## GIVEN DATA:
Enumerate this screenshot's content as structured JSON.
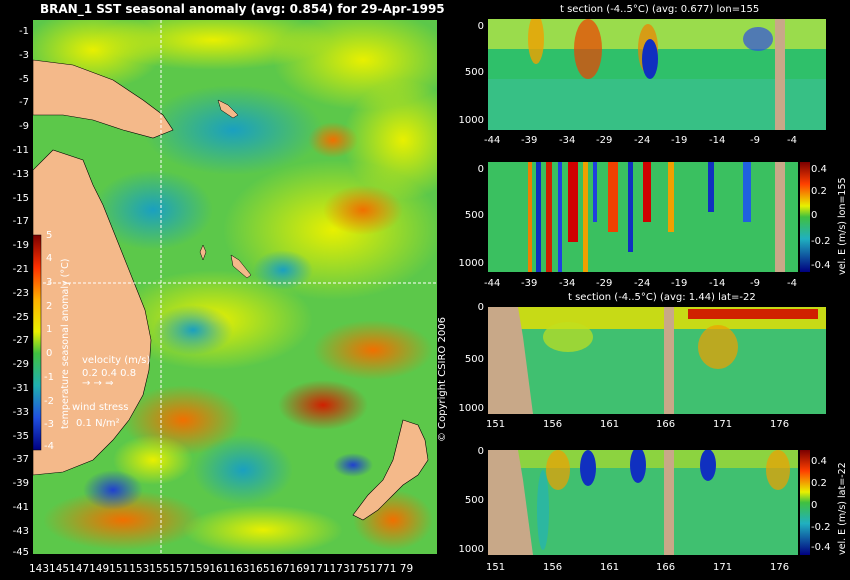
{
  "map": {
    "title": "BRAN_1 SST seasonal anomaly (avg: 0.854) for 29-Apr-1995",
    "lat_labels": [
      "-1",
      "-3",
      "-5",
      "-7",
      "-9",
      "-11",
      "-13",
      "-15",
      "-17",
      "-19",
      "-21",
      "-23",
      "-25",
      "-27",
      "-29",
      "-31",
      "-33",
      "-35",
      "-37",
      "-39",
      "-41",
      "-43",
      "-45"
    ],
    "lon_labels": "1431451471491511531551571591611631651671691711731751771 79",
    "colorbar": {
      "label": "temperature seasonal anomaly (°C)",
      "ticks": [
        "5",
        "4",
        "3",
        "2",
        "1",
        "0",
        "-1",
        "-2",
        "-3",
        "-4"
      ]
    },
    "legend": {
      "velocity_title": "velocity (m/s)",
      "velocity_scale": "0.2 0.4 0.8",
      "wind_title": "wind stress",
      "wind_scale": "0.1 N/m²"
    },
    "colors": {
      "land": "#f4b98a",
      "ocean_base": "#4bc34b",
      "crosshair": "#ffffff"
    }
  },
  "sections": [
    {
      "title": "t section (-4..5°C) (avg: 0.677) lon=155",
      "y_ticks": [
        "0",
        "500",
        "1000"
      ],
      "x_ticks": [
        "-44",
        "-39",
        "-34",
        "-29",
        "-24",
        "-19",
        "-14",
        "-9",
        "-4"
      ]
    },
    {
      "title": "",
      "y_ticks": [
        "0",
        "500",
        "1000"
      ],
      "x_ticks": [
        "-44",
        "-39",
        "-34",
        "-29",
        "-24",
        "-19",
        "-14",
        "-9",
        "-4"
      ],
      "side_label": "vel. E (m/s) lon=155",
      "cbar_ticks": [
        "0.4",
        "0.2",
        "0",
        "-0.2",
        "-0.4"
      ]
    },
    {
      "title": "t section (-4..5°C) (avg: 1.44) lat=-22",
      "y_ticks": [
        "0",
        "500",
        "1000"
      ],
      "x_ticks": [
        "151",
        "156",
        "161",
        "166",
        "171",
        "176"
      ]
    },
    {
      "title": "",
      "y_ticks": [
        "0",
        "500",
        "1000"
      ],
      "x_ticks": [
        "151",
        "156",
        "161",
        "166",
        "171",
        "176"
      ],
      "side_label": "vel. E (m/s) lat=-22",
      "cbar_ticks": [
        "0.4",
        "0.2",
        "0",
        "-0.2",
        "-0.4"
      ]
    }
  ],
  "copyright": "© Copyright CSIRO 2006"
}
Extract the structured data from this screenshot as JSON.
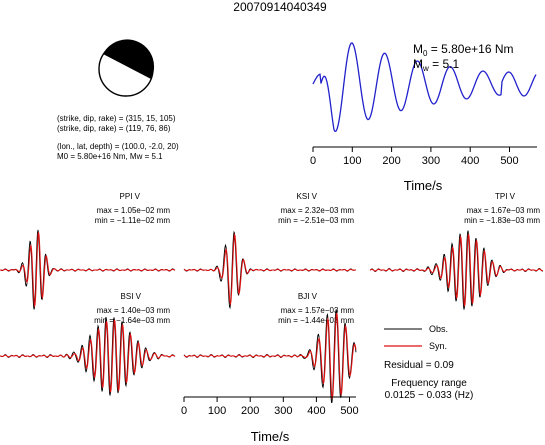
{
  "title": "20070914040349",
  "mechanism": {
    "nodal_plane_1": "(strike, dip, rake) = (315, 15, 105)",
    "nodal_plane_2": "(strike, dip, rake) = (119, 76, 86)",
    "location": "(lon., lat, depth) = (100.0, -2.0, 20)",
    "moment_line": "M0 = 5.80e+16 Nm, Mw = 5.1"
  },
  "stf_plot": {
    "moment_label_main": "M",
    "moment_label_sub": "0",
    "moment_value": " = 5.80e+16 Nm",
    "mw_label_main": "M",
    "mw_label_sub": "w",
    "mw_value": " = 5.1",
    "xlabel": "Time/s",
    "xticks": [
      "0",
      "100",
      "200",
      "300",
      "400",
      "500"
    ]
  },
  "stations": [
    {
      "name": "PPI V",
      "max": "max = 1.05e−02 mm",
      "min": "min = −1.11e−02 mm"
    },
    {
      "name": "KSI V",
      "max": "max = 2.32e−03 mm",
      "min": "min = −2.51e−03 mm"
    },
    {
      "name": "TPI V",
      "max": "max = 1.67e−03 mm",
      "min": "min = −1.83e−03 mm"
    },
    {
      "name": "BSI V",
      "max": "max = 1.40e−03 mm",
      "min": "min = −1.64e−03 mm"
    },
    {
      "name": "BJI V",
      "max": "max = 1.57e−03 mm",
      "min": "min = −1.44e−03 mm"
    }
  ],
  "waveform_axis": {
    "xlabel": "Time/s",
    "xticks": [
      "0",
      "100",
      "200",
      "300",
      "400",
      "500"
    ]
  },
  "legend": {
    "obs": "Obs.",
    "syn": "Syn.",
    "residual": "Residual = 0.09",
    "freq_title": "Frequency range",
    "freq_value": "0.0125 − 0.033 (Hz)"
  },
  "colors": {
    "obs": "#000000",
    "syn": "#dd1111",
    "stf": "#2222cc"
  },
  "chart_data": {
    "type": "line",
    "x": [
      0,
      20,
      40,
      60,
      80,
      100,
      120,
      140,
      160,
      180,
      200,
      220,
      240,
      260,
      280,
      300,
      320,
      340,
      360,
      380,
      400,
      420,
      440,
      460,
      480,
      500
    ],
    "series": [],
    "xlim": [
      0,
      510
    ],
    "grid": false
  }
}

## WHAT THE TASK ASKS:
Copy out each line of the data containing the string "this".

## TASK RESPONSE:
Enumerate this screenshot's content as structured JSON.
Extract the structured data from this screenshot as JSON.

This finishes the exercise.